> [WHAT THE TASK ASKS]
Return all entries word for word, but drop any images.

[Document page records]

########

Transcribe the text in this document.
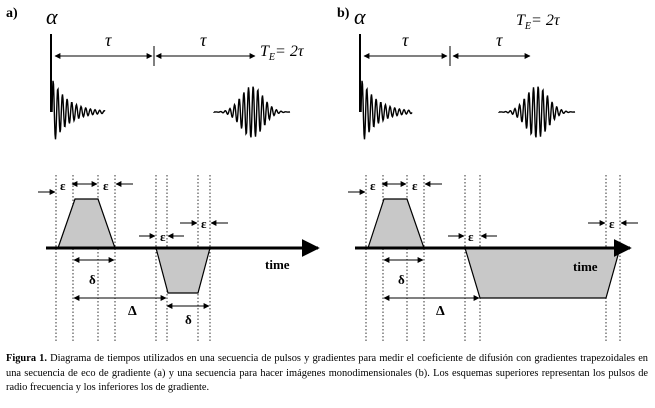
a) α
τ	τ
$T_E= 2\tau$
time
ε	ε
ε
ε
δ
δ
Δ
b) α
τ	τ
$T_E= 2\tau$
time
ε	ε
ε
ε
δ
Δ
Figura 1. Diagrama de tiempos utilizados en una secuencia de pulsos y gradientes para medir el coeficiente de difusión con gradientes trapezoidales en una secuencia de eco de gradiente (a) y una secuencia para hacer imágenes monodimensionales (b). Los esquemas superiores representan los pulsos de radio frecuencia y los inferiores los de gradiente.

########

> [EXERCISE SOLUTION]
Transcribe the text in this document.
a) α
τ	τ
$T_E= 2\tau$
time
ε	ε
ε
ε
δ
δ
Δ
b) α
τ	τ
$T_E= 2\tau$
time
ε	ε
ε
ε
δ
Δ
Figura 1. Diagrama de tiempos utilizados en una secuencia de pulsos y gradientes para medir el coeficiente de difusión con gradientes trapezoidales en una secuencia de eco de gradiente (a) y una secuencia para hacer imágenes monodimensionales (b). Los esquemas superiores representan los pulsos de radio frecuencia y los inferiores los de gradiente.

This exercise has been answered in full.